## 任务要求
把下面这些行重新写一遍，将每一处"command-part"换成"cmd-segment"，其余一字不改，图片那一行不要写进来。

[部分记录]
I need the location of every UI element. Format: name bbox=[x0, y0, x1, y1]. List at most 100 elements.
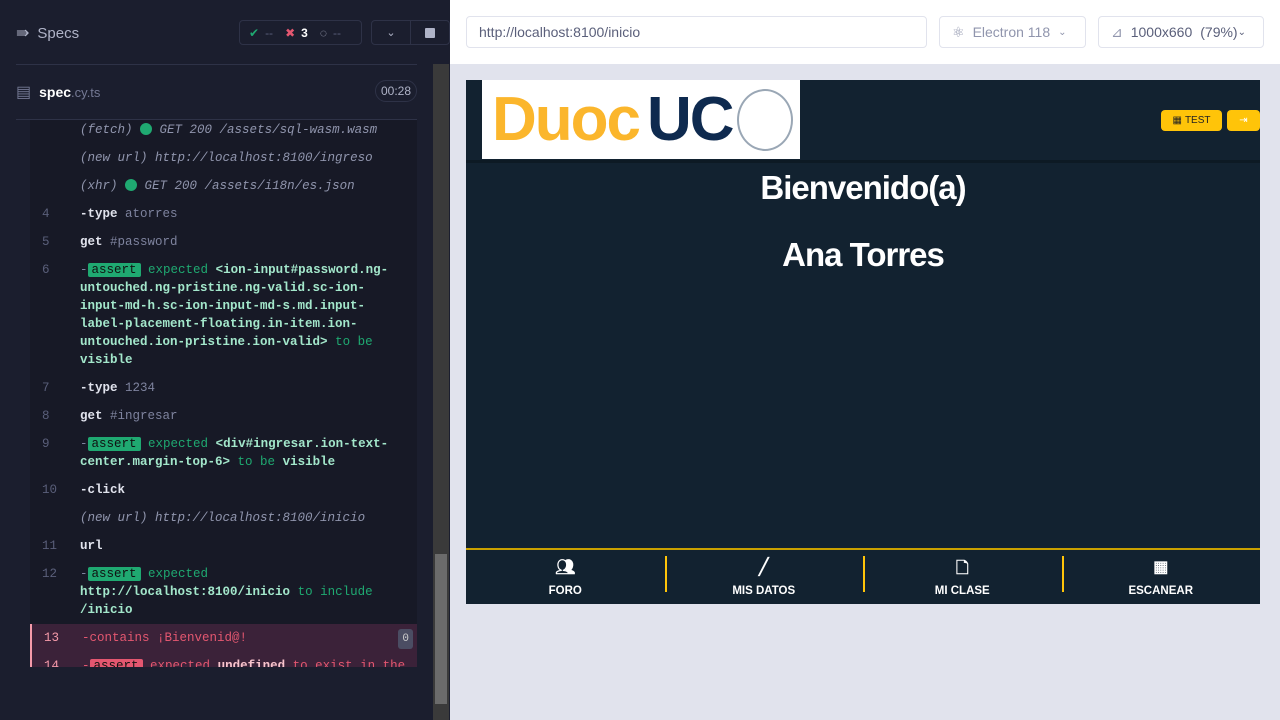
command-part: to include bbox=[297, 585, 373, 599]
duration-badge: 00:28 bbox=[374, 80, 417, 102]
command-number: 9 bbox=[42, 437, 50, 451]
command-row[interactable]: (xhr) GET 200 /assets/i18n/es.json bbox=[30, 172, 417, 200]
specs-title[interactable]: Specs bbox=[37, 25, 79, 42]
command-part: - bbox=[80, 437, 88, 451]
welcome-heading: Bienvenido(a) bbox=[760, 169, 966, 206]
command-part: to be bbox=[335, 335, 373, 349]
tab-foro[interactable]: 👥︎ FORO bbox=[466, 550, 665, 604]
command-part: get bbox=[80, 235, 103, 249]
specs-menu-icon[interactable]: ⇛ bbox=[16, 23, 29, 43]
test-label: TEST bbox=[1184, 115, 1211, 126]
command-part: (xhr) bbox=[80, 179, 118, 193]
pending-icon: ◌ bbox=[319, 25, 327, 40]
app-preview: http://localhost:8100/inicio ⚛ Electron 1… bbox=[450, 0, 1280, 720]
logout-icon: ⇥ bbox=[1239, 115, 1248, 126]
command-row[interactable]: 8 get #ingresar bbox=[30, 402, 417, 430]
command-part: expected bbox=[148, 437, 209, 451]
command-row[interactable]: 6 - assert expected <ion-input#password.ng… bbox=[30, 256, 417, 374]
command-row[interactable]: 5 get #password bbox=[30, 228, 417, 256]
command-number: 11 bbox=[42, 539, 58, 553]
scrollbar[interactable] bbox=[433, 64, 449, 720]
command-part: GET 200 /assets/sql-wasm.wasm bbox=[159, 123, 378, 137]
command-number: 4 bbox=[42, 207, 50, 221]
collapse-button[interactable]: ⌄ bbox=[372, 21, 410, 44]
tab-label: FORO bbox=[548, 585, 582, 597]
command-row[interactable]: 7 -type 1234 bbox=[30, 374, 417, 402]
command-part: ¡Bienvenid@! bbox=[157, 631, 248, 645]
command-part: assert bbox=[87, 263, 141, 277]
tab-label: MI CLASE bbox=[934, 585, 990, 597]
command-part: (new url) bbox=[80, 151, 148, 165]
element-count-badge: 0 bbox=[398, 629, 413, 649]
command-part: undefined bbox=[217, 659, 286, 667]
viewport-selector[interactable]: ⊿ 1000x660 (79%) ⌄ bbox=[1098, 16, 1264, 48]
user-name: Ana Torres bbox=[782, 236, 945, 273]
command-part: -type bbox=[80, 381, 118, 395]
document-icon: 🗋 bbox=[955, 560, 969, 577]
run-controls: ⌄ bbox=[371, 20, 450, 45]
browser-toolbar: http://localhost:8100/inicio ⚛ Electron 1… bbox=[450, 0, 1280, 64]
command-text: -type atorres bbox=[80, 205, 417, 223]
header-divider bbox=[466, 160, 1260, 163]
tab-label: MIS DATOS bbox=[732, 585, 796, 597]
url-text: http://localhost:8100/inicio bbox=[479, 24, 641, 40]
command-part: assert bbox=[89, 659, 143, 667]
tab-mis-datos[interactable]: ╱ MIS DATOS bbox=[664, 550, 864, 604]
chevron-down-icon: ⌄ bbox=[386, 27, 396, 39]
command-text: -type 1234 bbox=[80, 379, 417, 397]
command-number bbox=[30, 177, 80, 195]
command-part: http://localhost:8100/inicio bbox=[80, 585, 291, 599]
reporter-panel: ⇛ Specs ✔ -- ✖ 3 ◌ -- ⌄ ▤ spec .cy.ts 00:28 … bbox=[0, 0, 450, 720]
status-dot-icon bbox=[125, 179, 138, 191]
command-text: get #password bbox=[80, 233, 417, 251]
pencil-icon: ╱ bbox=[758, 559, 769, 576]
viewport-size: 1000x660 bbox=[1130, 24, 1193, 40]
people-icon: 👥︎ bbox=[555, 559, 576, 576]
command-part: url bbox=[80, 539, 103, 553]
file-icon: ▤ bbox=[16, 84, 32, 101]
tab-label: ESCANEAR bbox=[1128, 585, 1194, 597]
command-row[interactable]: 10 -click bbox=[30, 476, 417, 504]
passed-count: -- bbox=[265, 25, 274, 40]
command-row[interactable]: 9 - assert expected <div#ingresar.ion-text… bbox=[30, 430, 417, 476]
electron-icon: ⚛ bbox=[952, 23, 965, 40]
command-number bbox=[30, 121, 80, 139]
spec-file-row[interactable]: ▤ spec .cy.ts 00:28 bbox=[16, 78, 417, 106]
command-row[interactable]: (new url) http://localhost:8100/inicio bbox=[30, 504, 417, 532]
tab-escanear[interactable]: ▦ ESCANEAR bbox=[1061, 550, 1261, 604]
stop-button[interactable] bbox=[410, 21, 449, 44]
ruler-icon: ⊿ bbox=[1111, 23, 1123, 40]
url-bar[interactable]: http://localhost:8100/inicio bbox=[466, 16, 927, 48]
command-number: 7 bbox=[42, 381, 50, 395]
scrollbar-thumb[interactable] bbox=[435, 554, 447, 704]
spec-ext: .cy.ts bbox=[71, 84, 101, 100]
command-part: expected bbox=[148, 567, 209, 581]
browser-label: Electron 118 bbox=[972, 24, 1051, 40]
tab-mi-clase[interactable]: 🗋 MI CLASE bbox=[863, 550, 1062, 604]
command-number: 5 bbox=[42, 235, 50, 249]
command-number: 12 bbox=[42, 567, 58, 581]
command-row[interactable]: 13 -contains ¡Bienvenid@! 0 bbox=[30, 624, 417, 652]
logout-button[interactable]: ⇥ bbox=[1227, 110, 1260, 131]
command-row[interactable]: 12 - assert expected http://localhost:8100… bbox=[30, 560, 417, 624]
command-part: get bbox=[80, 409, 103, 423]
chevron-down-icon: ⌄ bbox=[1237, 26, 1246, 38]
command-text: (xhr) GET 200 /assets/i18n/es.json bbox=[80, 177, 417, 195]
command-part: #password bbox=[110, 235, 178, 249]
command-row[interactable]: (new url) http://localhost:8100/ingreso bbox=[30, 144, 417, 172]
app-viewport: Duoc UC ▦ TEST ⇥ Bienvenido(a) Ana Torres … bbox=[466, 80, 1260, 604]
command-text: (new url) http://localhost:8100/inicio bbox=[80, 509, 417, 527]
command-row[interactable]: 4 -type atorres bbox=[30, 200, 417, 228]
command-part: expected bbox=[148, 263, 209, 277]
command-row[interactable]: (fetch) GET 200 /assets/sql-wasm.wasm bbox=[30, 120, 417, 144]
command-row[interactable]: 14 - assert expected undefined to exist in… bbox=[30, 652, 417, 667]
status-dot-icon bbox=[140, 123, 153, 135]
failed-count: 3 bbox=[301, 25, 308, 40]
qr-code-icon: ▦ bbox=[1172, 115, 1182, 126]
test-button[interactable]: ▦ TEST bbox=[1161, 110, 1222, 131]
command-part: - bbox=[82, 659, 90, 667]
browser-selector[interactable]: ⚛ Electron 118 ⌄ bbox=[939, 16, 1086, 48]
command-row[interactable]: 11 url bbox=[30, 532, 417, 560]
command-number: 13 bbox=[44, 631, 60, 645]
duoc-uc-logo: Duoc UC bbox=[482, 80, 800, 159]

## 解答
I need the location of every UI element. Format: name bbox=[x0, y0, x1, y1]. List at most 100 elements.
cmd-segment: to include bbox=[297, 585, 373, 599]
duration-badge: 00:28 bbox=[374, 80, 417, 102]
command-number: 9 bbox=[42, 437, 50, 451]
command-row[interactable]: (xhr) GET 200 /assets/i18n/es.json bbox=[30, 172, 417, 200]
specs-title[interactable]: Specs bbox=[37, 25, 79, 42]
cmd-segment: - bbox=[80, 437, 88, 451]
welcome-heading: Bienvenido(a) bbox=[760, 169, 966, 206]
cmd-segment: to be bbox=[335, 335, 373, 349]
tab-foro[interactable]: 👥︎ FORO bbox=[466, 550, 665, 604]
cmd-segment: get bbox=[80, 235, 103, 249]
specs-menu-icon[interactable]: ⇛ bbox=[16, 23, 29, 43]
test-label: TEST bbox=[1184, 115, 1211, 126]
cmd-segment: (xhr) bbox=[80, 179, 118, 193]
pending-icon: ◌ bbox=[319, 25, 327, 40]
app-preview: http://localhost:8100/inicio ⚛ Electron 1… bbox=[450, 0, 1280, 720]
logout-icon: ⇥ bbox=[1239, 115, 1248, 126]
command-row[interactable]: 8 get #ingresar bbox=[30, 402, 417, 430]
cmd-segment: expected bbox=[148, 437, 209, 451]
command-row[interactable]: 6 - assert expected <ion-input#password.ng… bbox=[30, 256, 417, 374]
command-row[interactable]: 5 get #password bbox=[30, 228, 417, 256]
command-number: 11 bbox=[42, 539, 58, 553]
scrollbar[interactable] bbox=[433, 64, 449, 720]
cmd-segment: GET 200 /assets/sql-wasm.wasm bbox=[159, 123, 378, 137]
command-number: 4 bbox=[42, 207, 50, 221]
collapse-button[interactable]: ⌄ bbox=[372, 21, 410, 44]
tab-label: FORO bbox=[548, 585, 582, 597]
command-row[interactable]: 7 -type 1234 bbox=[30, 374, 417, 402]
cmd-segment: ¡Bienvenid@! bbox=[157, 631, 248, 645]
cmd-segment: assert bbox=[87, 263, 141, 277]
tab-label: MI CLASE bbox=[934, 585, 990, 597]
cmd-segment: (new url) bbox=[80, 151, 148, 165]
element-count-badge: 0 bbox=[398, 629, 413, 649]
cmd-segment: undefined bbox=[217, 659, 286, 667]
viewport-selector[interactable]: ⊿ 1000x660 (79%) ⌄ bbox=[1098, 16, 1264, 48]
user-name: Ana Torres bbox=[782, 236, 945, 273]
cmd-segment: -type bbox=[80, 381, 118, 395]
document-icon: 🗋 bbox=[955, 560, 969, 577]
run-controls: ⌄ bbox=[371, 20, 450, 45]
browser-toolbar: http://localhost:8100/inicio ⚛ Electron 1… bbox=[450, 0, 1280, 64]
command-text: -type atorres bbox=[80, 205, 417, 223]
header-divider bbox=[466, 160, 1260, 163]
tab-label: MIS DATOS bbox=[732, 585, 796, 597]
url-text: http://localhost:8100/inicio bbox=[479, 24, 641, 40]
cmd-segment: assert bbox=[89, 659, 143, 667]
tab-mis-datos[interactable]: ╱ MIS DATOS bbox=[664, 550, 864, 604]
chevron-down-icon: ⌄ bbox=[386, 27, 396, 39]
command-text: -type 1234 bbox=[80, 379, 417, 397]
command-number bbox=[30, 177, 80, 195]
cmd-segment: http://localhost:8100/inicio bbox=[80, 585, 291, 599]
reporter-panel: ⇛ Specs ✔ -- ✖ 3 ◌ -- ⌄ ▤ spec .cy.ts 00:28 … bbox=[0, 0, 450, 720]
status-dot-icon bbox=[125, 179, 138, 191]
command-text: get #password bbox=[80, 233, 417, 251]
pencil-icon: ╱ bbox=[758, 559, 769, 576]
viewport-size: 1000x660 bbox=[1130, 24, 1193, 40]
people-icon: 👥︎ bbox=[555, 559, 576, 576]
cmd-segment: url bbox=[80, 539, 103, 553]
file-icon: ▤ bbox=[16, 84, 32, 101]
tab-label: ESCANEAR bbox=[1128, 585, 1194, 597]
command-row[interactable]: 10 -click bbox=[30, 476, 417, 504]
passed-count: -- bbox=[265, 25, 274, 40]
command-row[interactable]: 9 - assert expected <div#ingresar.ion-text… bbox=[30, 430, 417, 476]
electron-icon: ⚛ bbox=[952, 23, 965, 40]
command-number bbox=[30, 121, 80, 139]
spec-file-row[interactable]: ▤ spec .cy.ts 00:28 bbox=[16, 78, 417, 106]
command-row[interactable]: (new url) http://localhost:8100/inicio bbox=[30, 504, 417, 532]
tab-escanear[interactable]: ▦ ESCANEAR bbox=[1061, 550, 1261, 604]
stop-button[interactable] bbox=[410, 21, 449, 44]
ruler-icon: ⊿ bbox=[1111, 23, 1123, 40]
url-bar[interactable]: http://localhost:8100/inicio bbox=[466, 16, 927, 48]
command-number: 7 bbox=[42, 381, 50, 395]
scrollbar-thumb[interactable] bbox=[435, 554, 447, 704]
spec-ext: .cy.ts bbox=[71, 84, 101, 100]
cmd-segment: expected bbox=[148, 567, 209, 581]
browser-label: Electron 118 bbox=[972, 24, 1051, 40]
tab-mi-clase[interactable]: 🗋 MI CLASE bbox=[863, 550, 1062, 604]
command-number: 5 bbox=[42, 235, 50, 249]
command-number: 12 bbox=[42, 567, 58, 581]
command-row[interactable]: 13 -contains ¡Bienvenid@! 0 bbox=[30, 624, 417, 652]
logout-button[interactable]: ⇥ bbox=[1227, 110, 1260, 131]
command-row[interactable]: 12 - assert expected http://localhost:8100… bbox=[30, 560, 417, 624]
cmd-segment: get bbox=[80, 409, 103, 423]
chevron-down-icon: ⌄ bbox=[1237, 26, 1246, 38]
command-text: (xhr) GET 200 /assets/i18n/es.json bbox=[80, 177, 417, 195]
cmd-segment: #password bbox=[110, 235, 178, 249]
command-row[interactable]: (new url) http://localhost:8100/ingreso bbox=[30, 144, 417, 172]
app-viewport: Duoc UC ▦ TEST ⇥ Bienvenido(a) Ana Torres … bbox=[466, 80, 1260, 604]
command-text: (new url) http://localhost:8100/inicio bbox=[80, 509, 417, 527]
command-row[interactable]: 4 -type atorres bbox=[30, 200, 417, 228]
cmd-segment: expected bbox=[148, 263, 209, 277]
command-row[interactable]: (fetch) GET 200 /assets/sql-wasm.wasm bbox=[30, 120, 417, 144]
command-row[interactable]: 14 - assert expected undefined to exist in… bbox=[30, 652, 417, 667]
status-dot-icon bbox=[140, 123, 153, 135]
failed-count: 3 bbox=[301, 25, 308, 40]
qr-code-icon: ▦ bbox=[1172, 115, 1182, 126]
test-button[interactable]: ▦ TEST bbox=[1161, 110, 1222, 131]
cmd-segment: - bbox=[82, 659, 90, 667]
browser-selector[interactable]: ⚛ Electron 118 ⌄ bbox=[939, 16, 1086, 48]
command-row[interactable]: 11 url bbox=[30, 532, 417, 560]
command-number: 13 bbox=[44, 631, 60, 645]
duoc-uc-logo: Duoc UC bbox=[482, 80, 800, 159]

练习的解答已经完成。